Aim of the task:
Return all of the lines below exactly as they are.

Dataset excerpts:
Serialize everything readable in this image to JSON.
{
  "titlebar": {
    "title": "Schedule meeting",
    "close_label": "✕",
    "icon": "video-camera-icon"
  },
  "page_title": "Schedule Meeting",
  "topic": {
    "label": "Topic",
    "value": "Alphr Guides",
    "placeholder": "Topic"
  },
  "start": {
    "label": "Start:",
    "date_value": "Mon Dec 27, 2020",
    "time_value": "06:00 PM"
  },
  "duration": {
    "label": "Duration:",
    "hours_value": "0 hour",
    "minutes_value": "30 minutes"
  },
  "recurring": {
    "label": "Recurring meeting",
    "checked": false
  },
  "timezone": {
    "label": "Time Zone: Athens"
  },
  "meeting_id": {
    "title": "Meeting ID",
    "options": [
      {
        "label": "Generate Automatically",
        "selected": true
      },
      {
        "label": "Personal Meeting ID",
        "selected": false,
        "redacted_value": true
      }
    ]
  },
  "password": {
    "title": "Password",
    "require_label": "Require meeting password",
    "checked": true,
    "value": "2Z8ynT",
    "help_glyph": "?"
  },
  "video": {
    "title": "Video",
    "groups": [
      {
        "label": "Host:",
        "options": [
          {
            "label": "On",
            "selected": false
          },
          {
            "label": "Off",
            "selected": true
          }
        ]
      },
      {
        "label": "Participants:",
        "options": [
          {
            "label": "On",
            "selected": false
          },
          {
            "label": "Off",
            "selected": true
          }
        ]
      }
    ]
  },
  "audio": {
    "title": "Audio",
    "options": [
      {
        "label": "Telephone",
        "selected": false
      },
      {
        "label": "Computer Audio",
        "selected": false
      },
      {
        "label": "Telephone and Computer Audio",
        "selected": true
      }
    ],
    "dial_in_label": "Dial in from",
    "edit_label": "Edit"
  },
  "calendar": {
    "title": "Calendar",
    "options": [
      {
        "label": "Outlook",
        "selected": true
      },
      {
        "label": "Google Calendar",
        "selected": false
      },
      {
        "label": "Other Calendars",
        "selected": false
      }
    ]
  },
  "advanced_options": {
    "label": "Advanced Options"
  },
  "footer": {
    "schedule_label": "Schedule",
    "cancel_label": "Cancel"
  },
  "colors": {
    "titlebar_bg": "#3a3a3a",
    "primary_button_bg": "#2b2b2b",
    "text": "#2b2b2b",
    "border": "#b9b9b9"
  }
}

Result for this exercise:
Serialize everything readable in this image to JSON.
{
  "titlebar": {
    "title": "Schedule meeting",
    "close_label": "✕",
    "icon": "video-camera-icon"
  },
  "page_title": "Schedule Meeting",
  "topic": {
    "label": "Topic",
    "value": "Alphr Guides",
    "placeholder": "Topic"
  },
  "start": {
    "label": "Start:",
    "date_value": "Mon Dec 27, 2020",
    "time_value": "06:00 PM"
  },
  "duration": {
    "label": "Duration:",
    "hours_value": "0 hour",
    "minutes_value": "30 minutes"
  },
  "recurring": {
    "label": "Recurring meeting",
    "checked": false
  },
  "timezone": {
    "label": "Time Zone: Athens"
  },
  "meeting_id": {
    "title": "Meeting ID",
    "options": [
      {
        "label": "Generate Automatically",
        "selected": true
      },
      {
        "label": "Personal Meeting ID",
        "selected": false,
        "redacted_value": true
      }
    ]
  },
  "password": {
    "title": "Password",
    "require_label": "Require meeting password",
    "checked": true,
    "value": "2Z8ynT",
    "help_glyph": "?"
  },
  "video": {
    "title": "Video",
    "groups": [
      {
        "label": "Host:",
        "options": [
          {
            "label": "On",
            "selected": false
          },
          {
            "label": "Off",
            "selected": true
          }
        ]
      },
      {
        "label": "Participants:",
        "options": [
          {
            "label": "On",
            "selected": false
          },
          {
            "label": "Off",
            "selected": true
          }
        ]
      }
    ]
  },
  "audio": {
    "title": "Audio",
    "options": [
      {
        "label": "Telephone",
        "selected": false
      },
      {
        "label": "Computer Audio",
        "selected": false
      },
      {
        "label": "Telephone and Computer Audio",
        "selected": true
      }
    ],
    "dial_in_label": "Dial in from",
    "edit_label": "Edit"
  },
  "calendar": {
    "title": "Calendar",
    "options": [
      {
        "label": "Outlook",
        "selected": true
      },
      {
        "label": "Google Calendar",
        "selected": false
      },
      {
        "label": "Other Calendars",
        "selected": false
      }
    ]
  },
  "advanced_options": {
    "label": "Advanced Options"
  },
  "footer": {
    "schedule_label": "Schedule",
    "cancel_label": "Cancel"
  },
  "colors": {
    "titlebar_bg": "#3a3a3a",
    "primary_button_bg": "#2b2b2b",
    "text": "#2b2b2b",
    "border": "#b9b9b9"
  }
}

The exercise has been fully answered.